* **Input for this task**
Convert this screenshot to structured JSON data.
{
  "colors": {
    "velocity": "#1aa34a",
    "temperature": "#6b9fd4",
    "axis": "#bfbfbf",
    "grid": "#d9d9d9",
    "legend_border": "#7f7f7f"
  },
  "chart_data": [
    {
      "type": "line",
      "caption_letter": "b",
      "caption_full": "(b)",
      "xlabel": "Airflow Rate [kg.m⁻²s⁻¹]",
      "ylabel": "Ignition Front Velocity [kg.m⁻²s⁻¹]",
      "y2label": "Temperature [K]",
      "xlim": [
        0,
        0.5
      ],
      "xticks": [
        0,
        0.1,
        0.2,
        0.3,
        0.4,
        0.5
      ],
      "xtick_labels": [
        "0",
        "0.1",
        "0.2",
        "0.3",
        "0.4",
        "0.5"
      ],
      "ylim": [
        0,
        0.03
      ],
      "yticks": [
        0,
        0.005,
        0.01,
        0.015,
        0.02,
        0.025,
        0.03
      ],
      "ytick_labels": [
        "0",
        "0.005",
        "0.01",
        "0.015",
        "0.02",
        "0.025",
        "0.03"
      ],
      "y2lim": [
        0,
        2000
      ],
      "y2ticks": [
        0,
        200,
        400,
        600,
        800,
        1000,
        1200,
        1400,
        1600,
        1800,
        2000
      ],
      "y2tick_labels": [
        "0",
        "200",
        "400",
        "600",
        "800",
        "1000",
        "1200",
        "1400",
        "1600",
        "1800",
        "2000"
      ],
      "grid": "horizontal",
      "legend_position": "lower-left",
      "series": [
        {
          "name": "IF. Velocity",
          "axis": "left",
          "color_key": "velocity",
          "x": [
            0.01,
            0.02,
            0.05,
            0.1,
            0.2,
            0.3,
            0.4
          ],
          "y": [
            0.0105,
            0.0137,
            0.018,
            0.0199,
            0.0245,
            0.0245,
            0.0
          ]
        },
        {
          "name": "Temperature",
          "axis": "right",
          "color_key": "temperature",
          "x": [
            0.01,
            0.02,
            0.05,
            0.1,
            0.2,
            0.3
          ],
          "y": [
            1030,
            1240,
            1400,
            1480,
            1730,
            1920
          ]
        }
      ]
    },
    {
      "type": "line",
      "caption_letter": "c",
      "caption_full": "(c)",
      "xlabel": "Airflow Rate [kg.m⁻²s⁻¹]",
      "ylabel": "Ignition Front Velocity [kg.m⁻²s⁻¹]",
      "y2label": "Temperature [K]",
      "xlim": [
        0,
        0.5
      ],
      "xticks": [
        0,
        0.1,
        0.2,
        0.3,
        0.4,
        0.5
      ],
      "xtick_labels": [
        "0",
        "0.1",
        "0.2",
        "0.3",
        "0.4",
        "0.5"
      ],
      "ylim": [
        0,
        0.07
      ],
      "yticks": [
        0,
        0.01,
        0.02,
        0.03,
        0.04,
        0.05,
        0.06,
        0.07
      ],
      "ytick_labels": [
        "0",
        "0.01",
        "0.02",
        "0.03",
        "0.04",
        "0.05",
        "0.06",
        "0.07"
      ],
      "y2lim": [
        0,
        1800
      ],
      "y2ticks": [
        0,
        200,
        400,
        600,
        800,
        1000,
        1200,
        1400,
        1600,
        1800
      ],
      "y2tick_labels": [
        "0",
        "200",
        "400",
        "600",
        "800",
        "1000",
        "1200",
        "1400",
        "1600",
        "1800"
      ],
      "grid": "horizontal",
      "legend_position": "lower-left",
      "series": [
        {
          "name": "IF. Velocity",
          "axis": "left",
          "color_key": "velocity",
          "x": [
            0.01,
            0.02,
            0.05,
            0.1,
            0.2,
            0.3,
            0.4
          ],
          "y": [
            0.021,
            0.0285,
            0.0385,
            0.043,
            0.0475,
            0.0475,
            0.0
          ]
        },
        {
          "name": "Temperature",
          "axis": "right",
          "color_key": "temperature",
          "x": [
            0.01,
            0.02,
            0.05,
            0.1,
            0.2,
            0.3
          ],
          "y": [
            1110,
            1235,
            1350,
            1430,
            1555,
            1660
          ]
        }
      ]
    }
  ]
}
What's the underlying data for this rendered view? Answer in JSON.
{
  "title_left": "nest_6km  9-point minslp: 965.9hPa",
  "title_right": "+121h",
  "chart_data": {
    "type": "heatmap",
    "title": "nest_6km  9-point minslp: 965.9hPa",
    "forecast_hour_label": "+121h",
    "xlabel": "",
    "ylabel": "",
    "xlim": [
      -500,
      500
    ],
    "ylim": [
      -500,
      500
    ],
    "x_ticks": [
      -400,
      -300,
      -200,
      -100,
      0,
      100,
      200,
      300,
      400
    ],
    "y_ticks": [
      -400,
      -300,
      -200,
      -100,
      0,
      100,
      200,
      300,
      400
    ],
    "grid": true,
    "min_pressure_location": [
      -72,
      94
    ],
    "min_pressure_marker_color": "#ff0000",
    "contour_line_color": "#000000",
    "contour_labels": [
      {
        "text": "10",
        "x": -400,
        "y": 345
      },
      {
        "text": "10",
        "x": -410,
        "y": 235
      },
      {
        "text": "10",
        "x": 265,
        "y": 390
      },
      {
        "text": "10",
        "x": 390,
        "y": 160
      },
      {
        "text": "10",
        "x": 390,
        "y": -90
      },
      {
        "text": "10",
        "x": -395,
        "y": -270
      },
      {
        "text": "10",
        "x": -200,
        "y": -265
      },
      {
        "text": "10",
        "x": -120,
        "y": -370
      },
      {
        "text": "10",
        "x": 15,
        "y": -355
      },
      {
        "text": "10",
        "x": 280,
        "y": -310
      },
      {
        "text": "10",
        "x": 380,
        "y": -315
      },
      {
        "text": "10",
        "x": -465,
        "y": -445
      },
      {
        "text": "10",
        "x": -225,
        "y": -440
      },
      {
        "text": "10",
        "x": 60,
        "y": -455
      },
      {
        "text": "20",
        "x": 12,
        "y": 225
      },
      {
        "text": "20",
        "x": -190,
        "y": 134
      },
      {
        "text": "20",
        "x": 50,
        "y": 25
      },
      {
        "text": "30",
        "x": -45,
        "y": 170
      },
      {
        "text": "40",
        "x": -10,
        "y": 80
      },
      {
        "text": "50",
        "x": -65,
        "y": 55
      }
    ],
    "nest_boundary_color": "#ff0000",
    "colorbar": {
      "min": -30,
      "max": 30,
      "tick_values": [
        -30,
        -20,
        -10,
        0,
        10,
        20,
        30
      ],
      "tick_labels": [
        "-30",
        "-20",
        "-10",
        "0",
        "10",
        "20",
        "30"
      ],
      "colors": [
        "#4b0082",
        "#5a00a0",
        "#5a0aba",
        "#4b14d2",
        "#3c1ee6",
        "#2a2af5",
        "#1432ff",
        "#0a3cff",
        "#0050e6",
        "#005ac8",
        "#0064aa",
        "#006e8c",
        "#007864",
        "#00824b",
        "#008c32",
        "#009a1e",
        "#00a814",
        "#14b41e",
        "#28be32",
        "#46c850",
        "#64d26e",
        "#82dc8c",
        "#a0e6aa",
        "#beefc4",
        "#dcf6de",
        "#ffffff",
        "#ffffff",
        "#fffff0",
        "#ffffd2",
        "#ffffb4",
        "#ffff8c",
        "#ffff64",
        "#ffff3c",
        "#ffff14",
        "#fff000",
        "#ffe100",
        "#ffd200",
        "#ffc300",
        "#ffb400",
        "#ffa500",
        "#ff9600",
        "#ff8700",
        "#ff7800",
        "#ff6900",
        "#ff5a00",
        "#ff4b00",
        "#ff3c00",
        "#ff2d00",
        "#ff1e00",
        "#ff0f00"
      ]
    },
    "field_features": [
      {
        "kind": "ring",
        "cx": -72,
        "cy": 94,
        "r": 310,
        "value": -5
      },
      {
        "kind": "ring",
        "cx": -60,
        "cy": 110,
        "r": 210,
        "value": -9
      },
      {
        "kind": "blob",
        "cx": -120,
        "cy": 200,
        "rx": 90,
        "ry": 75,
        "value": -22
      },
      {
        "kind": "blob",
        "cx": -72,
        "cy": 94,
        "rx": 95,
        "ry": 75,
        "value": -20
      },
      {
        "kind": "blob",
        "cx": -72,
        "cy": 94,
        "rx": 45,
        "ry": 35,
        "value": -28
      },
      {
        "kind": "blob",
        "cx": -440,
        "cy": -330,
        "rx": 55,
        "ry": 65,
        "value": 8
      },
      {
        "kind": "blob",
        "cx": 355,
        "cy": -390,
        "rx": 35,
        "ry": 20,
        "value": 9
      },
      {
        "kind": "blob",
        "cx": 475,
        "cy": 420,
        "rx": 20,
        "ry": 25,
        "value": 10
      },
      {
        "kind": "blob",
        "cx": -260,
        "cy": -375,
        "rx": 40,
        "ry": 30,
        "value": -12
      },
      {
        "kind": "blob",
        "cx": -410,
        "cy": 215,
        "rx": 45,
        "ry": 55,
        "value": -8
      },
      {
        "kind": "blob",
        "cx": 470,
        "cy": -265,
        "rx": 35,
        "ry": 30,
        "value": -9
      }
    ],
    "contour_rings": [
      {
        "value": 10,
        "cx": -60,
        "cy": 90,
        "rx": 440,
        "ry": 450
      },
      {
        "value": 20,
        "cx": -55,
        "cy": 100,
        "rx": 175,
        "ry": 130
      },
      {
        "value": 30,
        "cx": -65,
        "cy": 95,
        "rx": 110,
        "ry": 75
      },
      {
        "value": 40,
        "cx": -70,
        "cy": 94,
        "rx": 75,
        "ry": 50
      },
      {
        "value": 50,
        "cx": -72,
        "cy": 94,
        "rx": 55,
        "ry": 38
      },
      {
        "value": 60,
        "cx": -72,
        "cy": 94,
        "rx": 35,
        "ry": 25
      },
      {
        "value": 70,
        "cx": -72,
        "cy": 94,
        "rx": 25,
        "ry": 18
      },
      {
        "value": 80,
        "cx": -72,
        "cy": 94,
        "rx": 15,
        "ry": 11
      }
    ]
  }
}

* **Written instruction**
Give only the number of lines in the data that hold the word "minslp".

* **Output below**
2